## WRITTEN PROBLEM
Read the lines that follow and pick out every one containing the word "swatch".

───

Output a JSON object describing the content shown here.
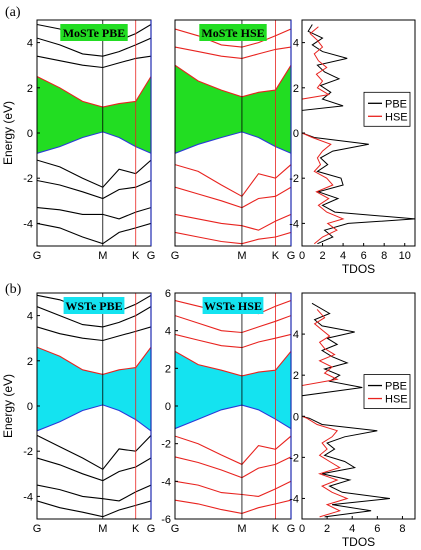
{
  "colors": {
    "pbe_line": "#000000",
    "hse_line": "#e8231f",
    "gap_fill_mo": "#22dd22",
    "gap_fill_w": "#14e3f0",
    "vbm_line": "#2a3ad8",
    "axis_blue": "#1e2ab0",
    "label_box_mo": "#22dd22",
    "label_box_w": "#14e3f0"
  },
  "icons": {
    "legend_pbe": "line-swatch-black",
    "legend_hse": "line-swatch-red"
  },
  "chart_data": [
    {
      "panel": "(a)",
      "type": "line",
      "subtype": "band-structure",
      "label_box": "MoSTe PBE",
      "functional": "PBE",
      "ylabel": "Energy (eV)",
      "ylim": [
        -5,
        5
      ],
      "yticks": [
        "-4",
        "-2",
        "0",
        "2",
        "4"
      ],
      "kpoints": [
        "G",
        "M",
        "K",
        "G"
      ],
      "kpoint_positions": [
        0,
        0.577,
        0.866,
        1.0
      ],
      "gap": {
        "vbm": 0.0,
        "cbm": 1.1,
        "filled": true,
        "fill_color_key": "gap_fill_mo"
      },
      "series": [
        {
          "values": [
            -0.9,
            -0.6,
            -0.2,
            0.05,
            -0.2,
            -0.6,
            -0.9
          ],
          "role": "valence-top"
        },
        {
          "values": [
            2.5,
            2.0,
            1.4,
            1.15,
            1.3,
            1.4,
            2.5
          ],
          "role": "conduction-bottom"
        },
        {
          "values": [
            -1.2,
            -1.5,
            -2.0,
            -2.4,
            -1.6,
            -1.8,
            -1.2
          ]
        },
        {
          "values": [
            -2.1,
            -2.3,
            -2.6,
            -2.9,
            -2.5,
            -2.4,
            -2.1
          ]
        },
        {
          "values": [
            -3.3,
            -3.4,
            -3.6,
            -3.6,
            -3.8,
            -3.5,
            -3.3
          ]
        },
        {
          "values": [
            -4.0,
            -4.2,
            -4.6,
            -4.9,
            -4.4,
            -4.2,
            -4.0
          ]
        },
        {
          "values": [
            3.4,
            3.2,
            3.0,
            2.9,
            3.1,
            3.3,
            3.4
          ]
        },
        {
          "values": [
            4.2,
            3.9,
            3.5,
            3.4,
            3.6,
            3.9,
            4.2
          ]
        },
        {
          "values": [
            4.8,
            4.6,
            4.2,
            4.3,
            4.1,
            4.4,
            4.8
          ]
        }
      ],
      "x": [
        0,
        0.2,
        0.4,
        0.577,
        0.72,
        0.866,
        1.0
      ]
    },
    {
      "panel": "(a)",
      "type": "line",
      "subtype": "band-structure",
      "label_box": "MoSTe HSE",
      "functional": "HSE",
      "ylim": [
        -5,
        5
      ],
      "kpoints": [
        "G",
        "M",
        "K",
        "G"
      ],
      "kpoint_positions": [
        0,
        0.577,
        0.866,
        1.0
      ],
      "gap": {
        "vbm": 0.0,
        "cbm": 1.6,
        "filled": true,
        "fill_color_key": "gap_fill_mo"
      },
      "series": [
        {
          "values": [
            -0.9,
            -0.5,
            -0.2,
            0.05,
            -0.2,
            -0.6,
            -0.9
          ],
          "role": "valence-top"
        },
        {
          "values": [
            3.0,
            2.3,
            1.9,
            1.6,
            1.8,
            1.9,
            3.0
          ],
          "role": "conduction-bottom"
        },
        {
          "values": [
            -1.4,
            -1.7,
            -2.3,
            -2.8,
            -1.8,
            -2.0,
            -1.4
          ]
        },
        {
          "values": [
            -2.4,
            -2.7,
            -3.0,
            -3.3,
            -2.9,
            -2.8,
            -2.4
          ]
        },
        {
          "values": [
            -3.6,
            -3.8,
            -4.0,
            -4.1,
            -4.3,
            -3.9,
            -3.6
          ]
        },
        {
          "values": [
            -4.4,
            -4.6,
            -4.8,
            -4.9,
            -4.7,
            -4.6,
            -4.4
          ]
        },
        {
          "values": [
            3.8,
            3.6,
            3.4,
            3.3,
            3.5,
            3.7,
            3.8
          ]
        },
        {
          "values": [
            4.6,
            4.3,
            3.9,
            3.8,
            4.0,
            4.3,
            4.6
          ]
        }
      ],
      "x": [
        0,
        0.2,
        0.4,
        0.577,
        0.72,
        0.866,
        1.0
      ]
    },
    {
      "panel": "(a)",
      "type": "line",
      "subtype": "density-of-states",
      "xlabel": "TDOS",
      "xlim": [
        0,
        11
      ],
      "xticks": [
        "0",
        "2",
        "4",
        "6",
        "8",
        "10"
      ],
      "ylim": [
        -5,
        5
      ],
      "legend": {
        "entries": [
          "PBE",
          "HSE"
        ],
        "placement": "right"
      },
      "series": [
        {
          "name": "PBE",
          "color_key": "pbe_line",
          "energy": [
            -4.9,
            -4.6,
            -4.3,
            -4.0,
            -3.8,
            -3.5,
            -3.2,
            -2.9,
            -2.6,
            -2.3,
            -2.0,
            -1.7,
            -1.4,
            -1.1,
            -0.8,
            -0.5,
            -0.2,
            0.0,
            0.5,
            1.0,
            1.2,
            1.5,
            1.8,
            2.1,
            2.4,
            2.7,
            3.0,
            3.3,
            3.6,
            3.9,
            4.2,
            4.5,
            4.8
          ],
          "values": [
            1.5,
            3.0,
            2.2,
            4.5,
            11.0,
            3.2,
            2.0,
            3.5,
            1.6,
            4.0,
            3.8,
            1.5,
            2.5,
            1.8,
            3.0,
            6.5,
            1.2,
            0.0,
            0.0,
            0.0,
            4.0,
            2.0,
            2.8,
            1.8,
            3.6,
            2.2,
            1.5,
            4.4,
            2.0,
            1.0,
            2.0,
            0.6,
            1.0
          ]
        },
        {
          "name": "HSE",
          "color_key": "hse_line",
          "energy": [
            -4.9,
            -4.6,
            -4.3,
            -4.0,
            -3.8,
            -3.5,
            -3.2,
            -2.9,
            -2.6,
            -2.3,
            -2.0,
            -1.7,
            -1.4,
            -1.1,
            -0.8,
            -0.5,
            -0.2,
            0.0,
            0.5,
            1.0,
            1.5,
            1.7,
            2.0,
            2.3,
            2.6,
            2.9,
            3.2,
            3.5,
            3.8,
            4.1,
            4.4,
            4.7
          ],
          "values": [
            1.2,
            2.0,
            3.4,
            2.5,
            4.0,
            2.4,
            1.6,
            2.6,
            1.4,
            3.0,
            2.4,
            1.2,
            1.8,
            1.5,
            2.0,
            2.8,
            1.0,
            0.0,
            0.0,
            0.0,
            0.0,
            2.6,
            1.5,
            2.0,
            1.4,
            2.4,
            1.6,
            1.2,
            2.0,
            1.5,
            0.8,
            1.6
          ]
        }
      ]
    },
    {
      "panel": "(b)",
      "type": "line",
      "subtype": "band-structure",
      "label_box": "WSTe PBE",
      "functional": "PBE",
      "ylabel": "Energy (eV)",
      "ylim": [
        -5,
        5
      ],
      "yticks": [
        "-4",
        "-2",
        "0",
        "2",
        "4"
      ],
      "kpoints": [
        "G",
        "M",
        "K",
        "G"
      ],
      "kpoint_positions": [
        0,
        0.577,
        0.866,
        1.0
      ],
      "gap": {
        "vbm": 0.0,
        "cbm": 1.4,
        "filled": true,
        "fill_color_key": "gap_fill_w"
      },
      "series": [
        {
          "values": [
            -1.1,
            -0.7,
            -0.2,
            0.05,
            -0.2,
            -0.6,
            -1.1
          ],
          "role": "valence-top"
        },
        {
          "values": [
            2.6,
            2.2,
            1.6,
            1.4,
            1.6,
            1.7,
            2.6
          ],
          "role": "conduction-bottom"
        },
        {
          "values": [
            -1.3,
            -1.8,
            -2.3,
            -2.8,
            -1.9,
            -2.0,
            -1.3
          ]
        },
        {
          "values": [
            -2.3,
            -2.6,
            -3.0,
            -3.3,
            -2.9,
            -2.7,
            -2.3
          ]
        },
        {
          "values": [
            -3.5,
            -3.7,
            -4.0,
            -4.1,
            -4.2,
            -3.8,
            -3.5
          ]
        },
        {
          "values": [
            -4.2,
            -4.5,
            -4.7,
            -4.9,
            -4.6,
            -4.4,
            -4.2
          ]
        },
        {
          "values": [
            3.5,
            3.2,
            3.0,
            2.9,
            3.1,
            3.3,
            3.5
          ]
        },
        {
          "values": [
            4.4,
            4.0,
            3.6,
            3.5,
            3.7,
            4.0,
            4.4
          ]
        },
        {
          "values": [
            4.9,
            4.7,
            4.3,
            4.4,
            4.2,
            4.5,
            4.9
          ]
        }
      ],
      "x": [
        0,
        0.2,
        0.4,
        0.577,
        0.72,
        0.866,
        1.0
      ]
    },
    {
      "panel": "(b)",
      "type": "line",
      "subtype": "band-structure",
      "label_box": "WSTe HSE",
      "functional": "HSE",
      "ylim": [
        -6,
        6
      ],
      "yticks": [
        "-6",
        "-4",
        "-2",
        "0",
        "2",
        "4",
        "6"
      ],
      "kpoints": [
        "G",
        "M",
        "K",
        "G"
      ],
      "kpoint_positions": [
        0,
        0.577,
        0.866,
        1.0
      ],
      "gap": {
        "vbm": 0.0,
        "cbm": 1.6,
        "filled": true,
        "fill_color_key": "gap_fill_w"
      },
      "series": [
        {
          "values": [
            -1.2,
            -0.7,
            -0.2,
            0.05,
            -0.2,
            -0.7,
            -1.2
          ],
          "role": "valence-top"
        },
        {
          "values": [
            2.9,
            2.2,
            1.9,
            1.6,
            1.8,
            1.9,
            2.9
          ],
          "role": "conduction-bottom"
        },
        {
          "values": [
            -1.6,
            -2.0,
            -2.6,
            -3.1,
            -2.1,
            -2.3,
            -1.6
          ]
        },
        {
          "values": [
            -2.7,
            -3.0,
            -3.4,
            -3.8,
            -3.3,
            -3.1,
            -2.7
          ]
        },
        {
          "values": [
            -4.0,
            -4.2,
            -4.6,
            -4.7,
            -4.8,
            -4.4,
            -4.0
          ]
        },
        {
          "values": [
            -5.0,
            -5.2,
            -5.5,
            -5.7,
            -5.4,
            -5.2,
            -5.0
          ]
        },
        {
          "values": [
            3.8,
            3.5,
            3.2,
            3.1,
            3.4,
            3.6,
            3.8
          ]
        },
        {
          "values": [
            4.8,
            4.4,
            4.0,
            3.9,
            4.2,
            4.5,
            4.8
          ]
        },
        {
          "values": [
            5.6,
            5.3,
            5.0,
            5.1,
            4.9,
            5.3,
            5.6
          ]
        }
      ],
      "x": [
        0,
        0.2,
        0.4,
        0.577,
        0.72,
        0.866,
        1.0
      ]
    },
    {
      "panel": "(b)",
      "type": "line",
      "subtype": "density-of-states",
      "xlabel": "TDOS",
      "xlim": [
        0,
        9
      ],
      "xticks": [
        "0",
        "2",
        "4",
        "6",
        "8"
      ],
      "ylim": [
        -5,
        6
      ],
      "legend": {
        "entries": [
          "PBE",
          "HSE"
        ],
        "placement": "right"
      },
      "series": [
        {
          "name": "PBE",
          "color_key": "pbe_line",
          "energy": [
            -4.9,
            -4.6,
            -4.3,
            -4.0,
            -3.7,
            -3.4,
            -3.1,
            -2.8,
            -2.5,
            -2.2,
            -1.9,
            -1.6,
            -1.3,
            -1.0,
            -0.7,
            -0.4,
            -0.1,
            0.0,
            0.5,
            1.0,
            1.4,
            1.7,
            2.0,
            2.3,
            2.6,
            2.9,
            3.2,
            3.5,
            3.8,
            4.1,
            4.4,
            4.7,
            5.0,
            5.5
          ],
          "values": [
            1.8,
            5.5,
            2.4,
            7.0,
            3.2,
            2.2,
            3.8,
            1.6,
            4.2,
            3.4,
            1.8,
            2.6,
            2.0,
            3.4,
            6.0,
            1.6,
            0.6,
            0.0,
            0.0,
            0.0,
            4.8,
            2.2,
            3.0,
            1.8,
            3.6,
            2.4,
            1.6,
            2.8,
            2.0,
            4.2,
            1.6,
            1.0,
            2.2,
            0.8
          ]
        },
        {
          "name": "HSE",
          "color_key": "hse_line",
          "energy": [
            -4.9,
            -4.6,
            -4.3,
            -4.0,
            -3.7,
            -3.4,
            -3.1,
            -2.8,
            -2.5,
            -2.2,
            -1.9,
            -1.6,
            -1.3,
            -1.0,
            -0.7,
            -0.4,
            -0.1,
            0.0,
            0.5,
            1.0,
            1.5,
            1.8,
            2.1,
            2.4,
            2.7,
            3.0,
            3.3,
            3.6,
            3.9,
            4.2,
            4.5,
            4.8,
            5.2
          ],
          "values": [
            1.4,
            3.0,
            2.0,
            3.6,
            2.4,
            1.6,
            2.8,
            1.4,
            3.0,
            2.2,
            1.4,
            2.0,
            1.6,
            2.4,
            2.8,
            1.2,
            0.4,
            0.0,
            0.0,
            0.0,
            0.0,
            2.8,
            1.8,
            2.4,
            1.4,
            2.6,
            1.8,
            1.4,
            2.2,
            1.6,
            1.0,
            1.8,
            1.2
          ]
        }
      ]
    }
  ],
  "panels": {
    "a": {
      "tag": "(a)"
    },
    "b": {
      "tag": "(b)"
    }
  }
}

───

## OUTPUT OF THE EXERCISE
    "legend_pbe": "line-swatch-black",
    "legend_hse": "line-swatch-red"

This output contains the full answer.